• _Task details_:
Pull out from the material below all lines with "нового".

<<<<

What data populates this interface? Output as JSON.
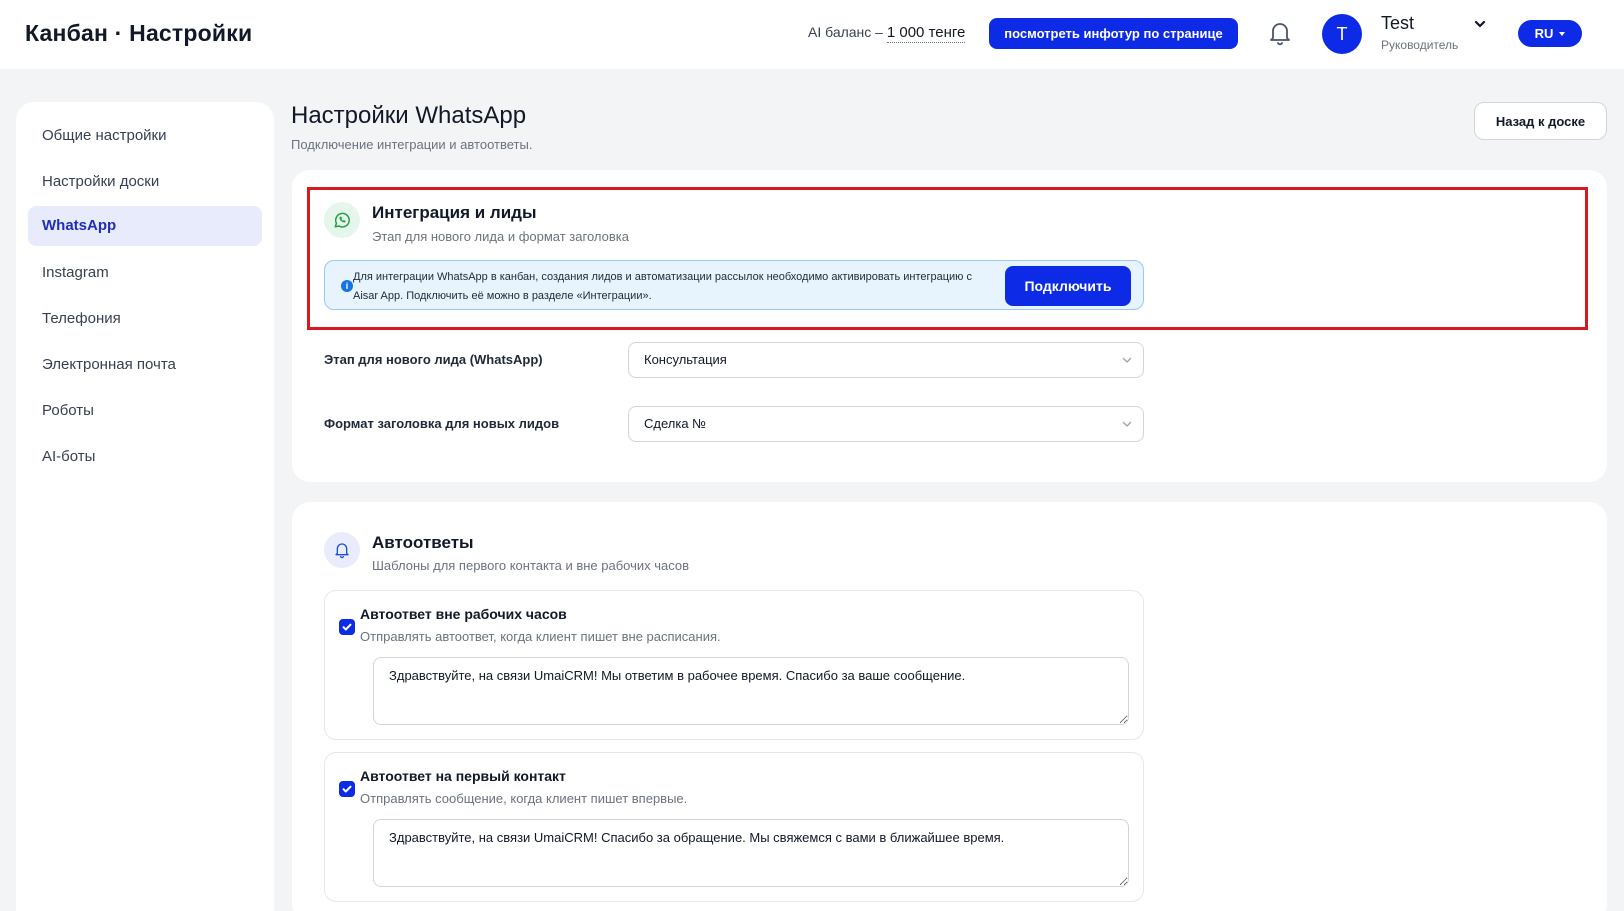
{
  "header": {
    "app_title": "Канбан · Настройки",
    "ai_balance_label": "AI баланс –",
    "ai_balance_amount": "1 000 тенге",
    "info_tour_label": "посмотреть инфотур по странице",
    "user": {
      "avatar_letter": "T",
      "name": "Test",
      "role": "Руководитель"
    },
    "language": "RU"
  },
  "sidebar": {
    "items": [
      {
        "label": "Общие настройки",
        "active": false
      },
      {
        "label": "Настройки доски",
        "active": false
      },
      {
        "label": "WhatsApp",
        "active": true
      },
      {
        "label": "Instagram",
        "active": false
      },
      {
        "label": "Телефония",
        "active": false
      },
      {
        "label": "Электронная почта",
        "active": false
      },
      {
        "label": "Роботы",
        "active": false
      },
      {
        "label": "AI-боты",
        "active": false
      }
    ]
  },
  "page": {
    "title": "Настройки WhatsApp",
    "subtitle": "Подключение интеграции и автоответы.",
    "back_label": "Назад к доске"
  },
  "integration": {
    "title": "Интеграция и лиды",
    "subtitle": "Этап для нового лида и формат заголовка",
    "info_text": "Для интеграции WhatsApp в канбан, создания лидов и автоматизации рассылок необходимо активировать интеграцию с Aisar App. Подключить её можно в разделе «Интеграции».",
    "connect_label": "Подключить",
    "stage_label": "Этап для нового лида (WhatsApp)",
    "stage_value": "Консультация",
    "title_format_label": "Формат заголовка для новых лидов",
    "title_format_value": "Сделка №"
  },
  "autoreplies": {
    "title": "Автоответы",
    "subtitle": "Шаблоны для первого контакта и вне рабочих часов",
    "items": [
      {
        "checked": true,
        "title": "Автоответ вне рабочих часов",
        "subtitle": "Отправлять автоответ, когда клиент пишет вне расписания.",
        "message": "Здравствуйте, на связи UmaiCRM! Мы ответим в рабочее время. Спасибо за ваше сообщение."
      },
      {
        "checked": true,
        "title": "Автоответ на первый контакт",
        "subtitle": "Отправлять сообщение, когда клиент пишет впервые.",
        "message": "Здравствуйте, на связи UmaiCRM! Спасибо за обращение. Мы свяжемся с вами в ближайшее время."
      }
    ]
  },
  "colors": {
    "primary": "#0d2be6",
    "highlight_border": "#d71920",
    "info_bg": "#e7f3fd",
    "whatsapp_green": "#25a244"
  }
}
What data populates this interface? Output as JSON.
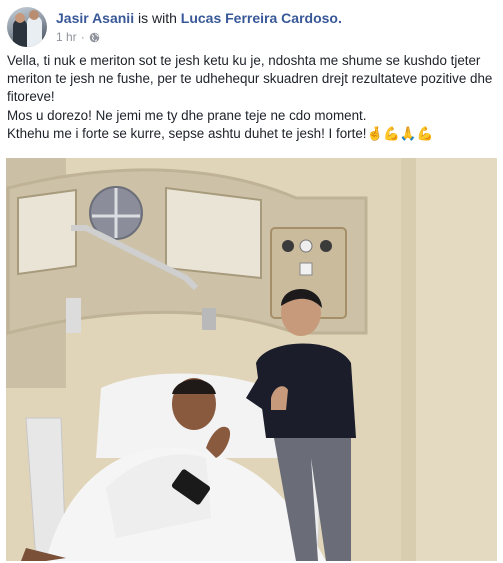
{
  "post": {
    "author": "Jasir Asanii",
    "with_text": "is with",
    "tagged": "Lucas Ferreira Cardoso.",
    "time": "1 hr",
    "separator": "·",
    "audience_icon": "globe-icon",
    "paragraphs": [
      "Vella, ti nuk e meriton sot te jesh ketu ku je, ndoshta me shume se kushdo tjeter meriton te jesh ne fushe, per te udhehequr skuadren drejt rezultateve pozitive dhe fitoreve!",
      "Mos u dorezo! Ne jemi me ty dhe prane teje ne cdo moment.",
      "Kthehu me i forte se kurre, sepse ashtu duhet te jesh! I forte!"
    ],
    "emojis": "🤞💪🙏💪"
  },
  "colors": {
    "link": "#385898",
    "text": "#1d2129",
    "meta": "#90949c"
  }
}
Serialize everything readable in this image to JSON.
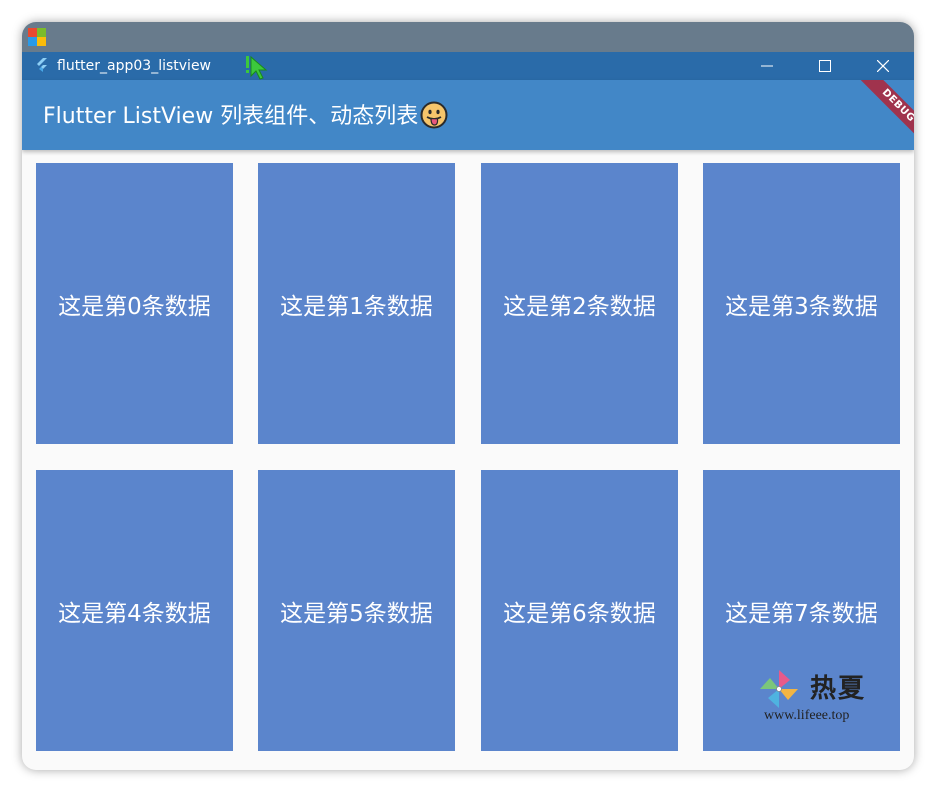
{
  "window": {
    "title": "flutter_app03_listview"
  },
  "appbar": {
    "title": "Flutter ListView 列表组件、动态列表",
    "debug_label": "DEBUG"
  },
  "grid": {
    "items": [
      {
        "label": "这是第0条数据"
      },
      {
        "label": "这是第1条数据"
      },
      {
        "label": "这是第2条数据"
      },
      {
        "label": "这是第3条数据"
      },
      {
        "label": "这是第4条数据"
      },
      {
        "label": "这是第5条数据"
      },
      {
        "label": "这是第6条数据"
      },
      {
        "label": "这是第7条数据"
      }
    ]
  },
  "watermark": {
    "brand": "热夏",
    "url": "www.lifeee.top"
  },
  "colors": {
    "titlebar": "#2a6ba9",
    "appbar": "#4287c7",
    "tile": "#5b85cc",
    "background": "#fafafa",
    "debug_ribbon": "#a0334d"
  },
  "icons": [
    "windows-logo-icon",
    "flutter-icon",
    "cursor-icon",
    "minimize-icon",
    "maximize-icon",
    "close-icon",
    "grinning-face-tongue-icon",
    "pinwheel-icon"
  ]
}
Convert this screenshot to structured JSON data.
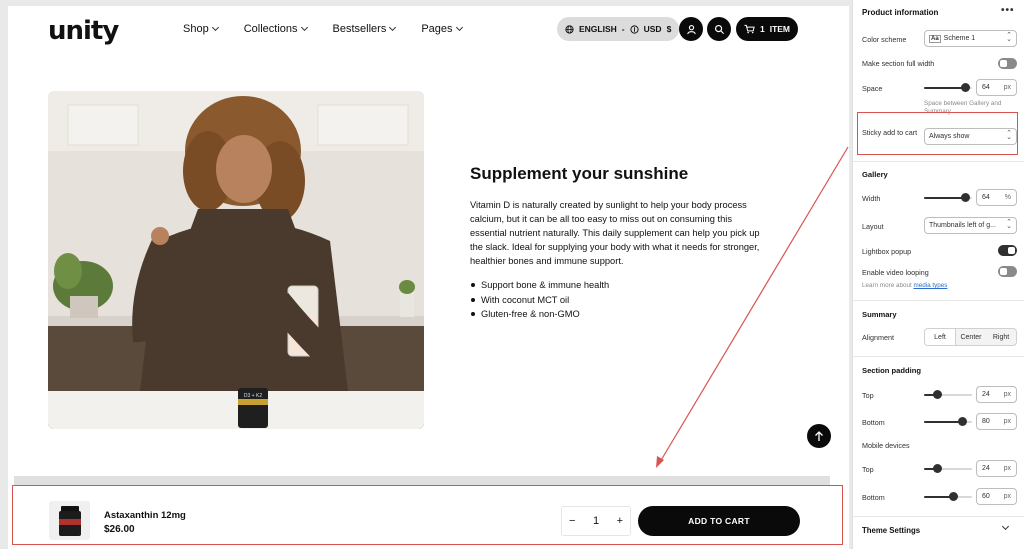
{
  "store": {
    "logo": "unity",
    "nav": [
      {
        "label": "Shop"
      },
      {
        "label": "Collections"
      },
      {
        "label": "Bestsellers"
      },
      {
        "label": "Pages"
      }
    ],
    "language": "ENGLISH",
    "separator": "-",
    "currency": "USD",
    "currency_symbol": "$",
    "cart_count": "1",
    "cart_label": "ITEM"
  },
  "section": {
    "headline": "Supplement your sunshine",
    "description": "Vitamin D is naturally created by sunlight to help your body process calcium, but it can be all too easy to miss out on consuming this essential nutrient naturally. This daily supplement can help you pick up the slack. Ideal for supplying your body with what it needs for stronger, healthier bones and immune support.",
    "bullets": [
      "Support bone & immune health",
      "With coconut MCT oil",
      "Gluten-free & non-GMO"
    ],
    "jar_label": "D3 + K2"
  },
  "sticky_bar": {
    "product_name": "Astaxanthin 12mg",
    "price": "$26.00",
    "qty_minus": "−",
    "qty_value": "1",
    "qty_plus": "+",
    "add_to_cart": "ADD TO CART"
  },
  "panel": {
    "title": "Product information",
    "more": "•••",
    "color_scheme_label": "Color scheme",
    "color_scheme_swatch": "Aa",
    "color_scheme_value": "Scheme 1",
    "full_width_label": "Make section full width",
    "full_width": false,
    "space_label": "Space",
    "space_value": "64",
    "space_unit": "px",
    "space_fraction": 0.85,
    "space_hint": "Space between Gallery and Summary",
    "sticky_label": "Sticky add to cart",
    "sticky_value": "Always show",
    "gallery_heading": "Gallery",
    "width_label": "Width",
    "width_value": "64",
    "width_unit": "%",
    "width_fraction": 0.85,
    "layout_label": "Layout",
    "layout_value": "Thumbnails left of g...",
    "lightbox_label": "Lightbox popup",
    "lightbox": true,
    "video_loop_label": "Enable video looping",
    "video_loop": false,
    "learn_more_prefix": "Learn more about",
    "learn_more_link": "media types",
    "summary_heading": "Summary",
    "alignment_label": "Alignment",
    "alignment_options": [
      "Left",
      "Center",
      "Right"
    ],
    "alignment_selected": "Left",
    "padding_heading": "Section padding",
    "top_label": "Top",
    "top_value": "24",
    "top_fraction": 0.28,
    "bottom_label": "Bottom",
    "bottom_value": "80",
    "bottom_fraction": 0.8,
    "mobile_heading": "Mobile devices",
    "m_top_label": "Top",
    "m_top_value": "24",
    "m_top_fraction": 0.28,
    "m_bottom_label": "Bottom",
    "m_bottom_value": "60",
    "m_bottom_fraction": 0.6,
    "unit_px": "px",
    "theme_settings": "Theme Settings"
  },
  "colors": {
    "accent_black": "#0a0a0a",
    "annotation_red": "#d9534f",
    "link_blue": "#2c6ecb"
  }
}
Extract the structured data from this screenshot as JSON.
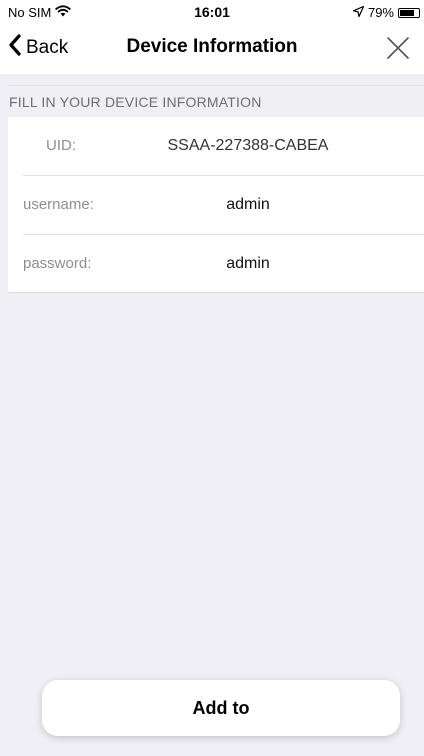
{
  "status_bar": {
    "carrier": "No SIM",
    "time": "16:01",
    "battery_percent": "79%",
    "battery_level": 0.79,
    "icons": [
      "wifi-icon",
      "location-arrow-icon",
      "battery-icon"
    ]
  },
  "nav": {
    "back_label": "Back",
    "title": "Device Information",
    "icons": [
      "chevron-left-icon",
      "close-icon"
    ]
  },
  "section": {
    "header": "FILL IN YOUR DEVICE INFORMATION"
  },
  "form": {
    "uid": {
      "label": "UID:",
      "value": "SSAA-227388-CABEA"
    },
    "username": {
      "label": "username:",
      "value": "admin"
    },
    "password": {
      "label": "password:",
      "value": "admin"
    }
  },
  "actions": {
    "add_label": "Add to"
  },
  "colors": {
    "background": "#f0eff5",
    "card": "#ffffff",
    "label_gray": "#8e8e93",
    "section_gray": "#6d6d72"
  }
}
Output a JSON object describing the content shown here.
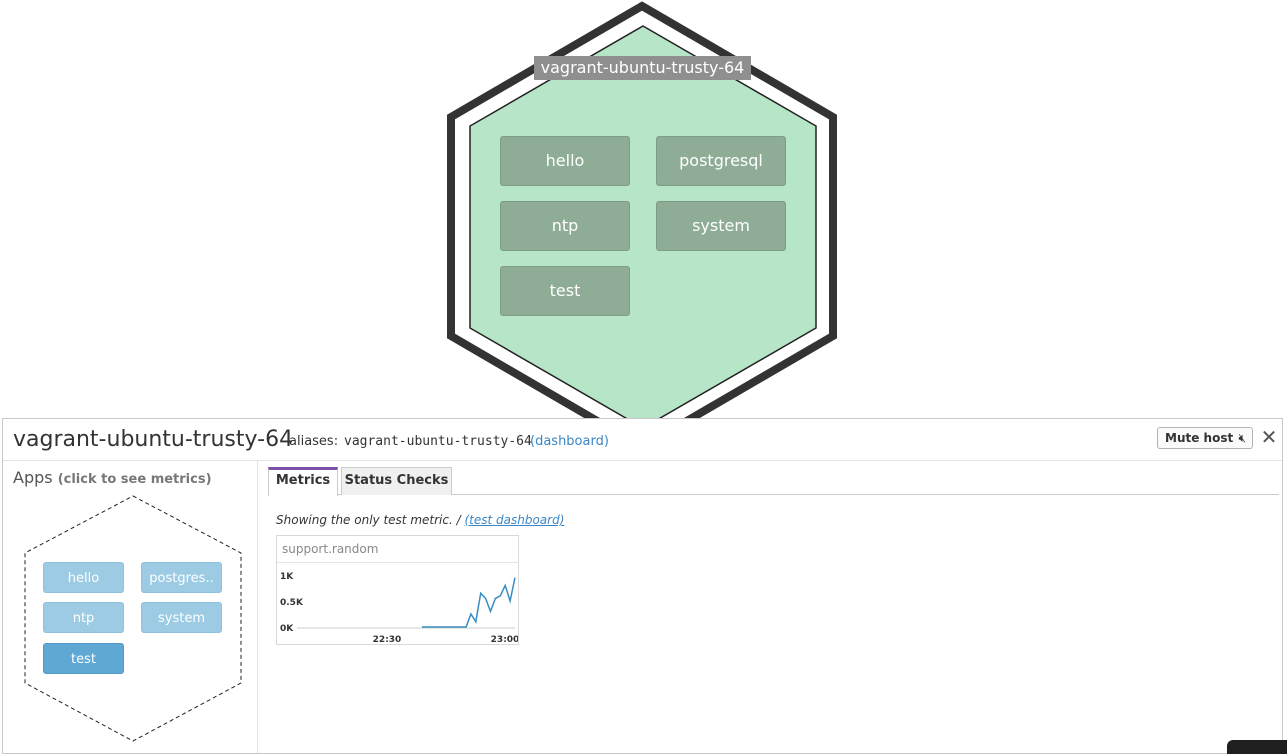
{
  "hostmap": {
    "host_title": "vagrant-ubuntu-trusty-64",
    "apps": [
      "hello",
      "postgresql",
      "ntp",
      "system",
      "test"
    ]
  },
  "panel": {
    "host_name": "vagrant-ubuntu-trusty-64",
    "aliases_label": "aliases:",
    "aliases_value": "vagrant-ubuntu-trusty-64",
    "dashboard_link": "(dashboard)",
    "mute_button": "Mute host",
    "mute_icon": "speaker-muted-icon",
    "close_icon": "close-icon",
    "apps_title": "Apps",
    "apps_hint": "(click to see metrics)",
    "apps": [
      {
        "label": "hello",
        "active": false
      },
      {
        "label": "postgres..",
        "active": false
      },
      {
        "label": "ntp",
        "active": false
      },
      {
        "label": "system",
        "active": false
      },
      {
        "label": "test",
        "active": true
      }
    ],
    "tabs": [
      {
        "label": "Metrics",
        "active": true
      },
      {
        "label": "Status Checks",
        "active": false
      }
    ],
    "metric_note": "Showing the only test metric. /",
    "test_dashboard_link": "(test dashboard)"
  },
  "colors": {
    "hex_fill": "#b7e5c7",
    "hex_border": "#333333",
    "app_tile": "#8fad96",
    "mini_app": "#9ccbe3",
    "mini_app_active": "#5fa8d3",
    "tab_accent": "#7a52a6",
    "link": "#3a86c4",
    "series": "#3a8dc0"
  },
  "chart_data": {
    "type": "line",
    "title": "support.random",
    "y_tick_labels": [
      "1K",
      "0.5K",
      "0K"
    ],
    "x_tick_labels": [
      "22:30",
      "23:00"
    ],
    "ylim": [
      0,
      1000
    ],
    "series": [
      {
        "values": [
          0,
          0,
          0,
          0,
          0,
          0,
          0,
          0,
          0,
          0,
          250,
          100,
          650,
          550,
          300,
          550,
          600,
          800,
          500,
          950
        ]
      }
    ]
  }
}
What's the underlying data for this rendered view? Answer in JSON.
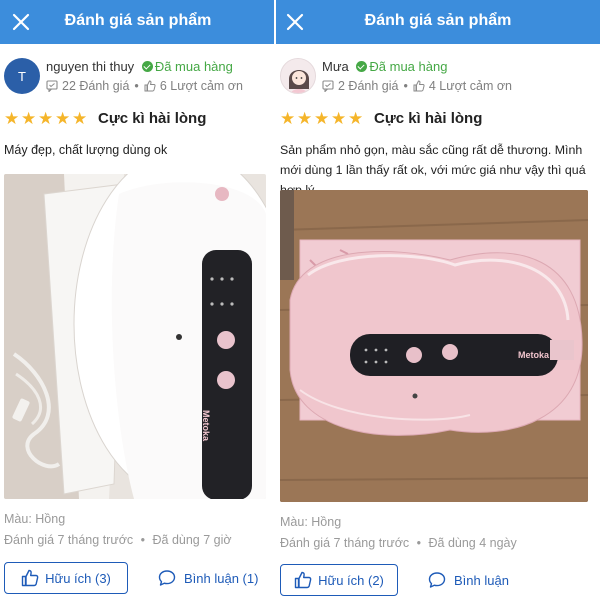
{
  "left": {
    "header_title": "Đánh giá sản phẩm",
    "avatar_letter": "T",
    "reviewer_name": "nguyen thi thuy",
    "verified_label": "Đã mua hàng",
    "review_count": "22 Đánh giá",
    "thanks_count": "6 Lượt cảm ơn",
    "rating_stars": 5,
    "rating_label": "Cực kì hài lòng",
    "comment": "Máy đẹp, chất lượng dùng ok",
    "device_brand": "Metoka",
    "color_line": "Màu: Hồng",
    "time_line": "Đánh giá 7 tháng trước",
    "usage_line": "Đã dùng 7 giờ",
    "helpful_button": "Hữu ích (3)",
    "comment_button": "Bình luận (1)"
  },
  "right": {
    "header_title": "Đánh giá sản phẩm",
    "reviewer_name": "Mưa",
    "verified_label": "Đã mua hàng",
    "review_count": "2 Đánh giá",
    "thanks_count": "4 Lượt cảm ơn",
    "rating_stars": 5,
    "rating_label": "Cực kì hài lòng",
    "comment": "Sản phẩm nhỏ gọn, màu sắc cũng rất dễ thương. Mình mới dùng 1 lần thấy rất ok, với mức giá như vậy thì quá hợp lý.",
    "device_brand": "Metoka",
    "color_line": "Màu: Hồng",
    "time_line": "Đánh giá 7 tháng trước",
    "usage_line": "Đã dùng 4 ngày",
    "helpful_button": "Hữu ích (2)",
    "comment_button": "Bình luận"
  },
  "separator": "•",
  "colors": {
    "header_bg": "#3c8ddc",
    "accent_blue": "#1e5bb8",
    "verified_green": "#45a845",
    "star_yellow": "#f5b52a",
    "meta_gray": "#9a9a9a"
  }
}
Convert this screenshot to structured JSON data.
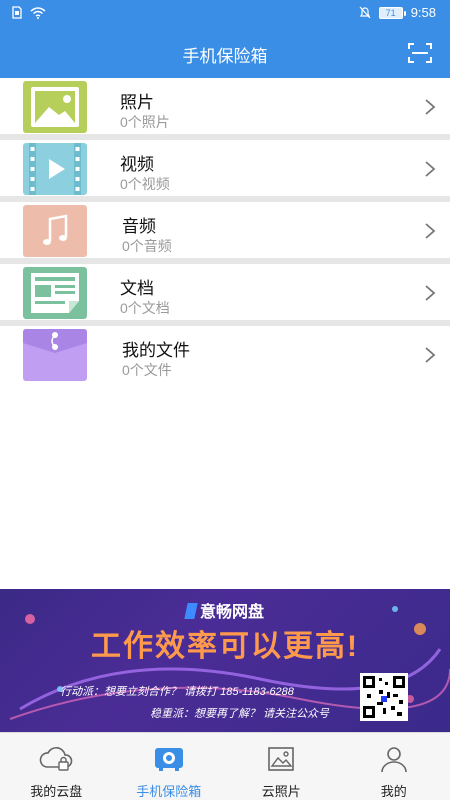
{
  "status_bar": {
    "time": "9:58",
    "battery": "71"
  },
  "header": {
    "title": "手机保险箱"
  },
  "items": [
    {
      "name": "照片",
      "count": "0个照片",
      "color": "#b5cf5a"
    },
    {
      "name": "视频",
      "count": "0个视频",
      "color": "#8ccfdf"
    },
    {
      "name": "音频",
      "count": "0个音频",
      "color": "#eebcaa"
    },
    {
      "name": "文档",
      "count": "0个文档",
      "color": "#7cc19d"
    },
    {
      "name": "我的文件",
      "count": "0个文件",
      "color": "#c09ff2"
    }
  ],
  "ad": {
    "brand": "意畅网盘",
    "headline": "工作效率可以更高!",
    "contact_line1": "行动派：想要立刻合作？ 请拨打 185-1183-6288",
    "contact_line2": "稳重派：想要再了解？ 请关注公众号"
  },
  "tabs": [
    {
      "label": "我的云盘",
      "icon": "cloud-lock-icon",
      "active": false
    },
    {
      "label": "手机保险箱",
      "icon": "safe-box-icon",
      "active": true
    },
    {
      "label": "云照片",
      "icon": "photo-icon",
      "active": false
    },
    {
      "label": "我的",
      "icon": "person-icon",
      "active": false
    }
  ],
  "colors": {
    "primary": "#3a8ee6",
    "divider": "#e6e6e6",
    "muted_text": "#9a9a9a"
  }
}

>>>>

• _Right answer_:
    "subtitle": "Этап для нового лида и формат заголовка",
    "stage_label": "Этап для нового лида (WhatsApp)",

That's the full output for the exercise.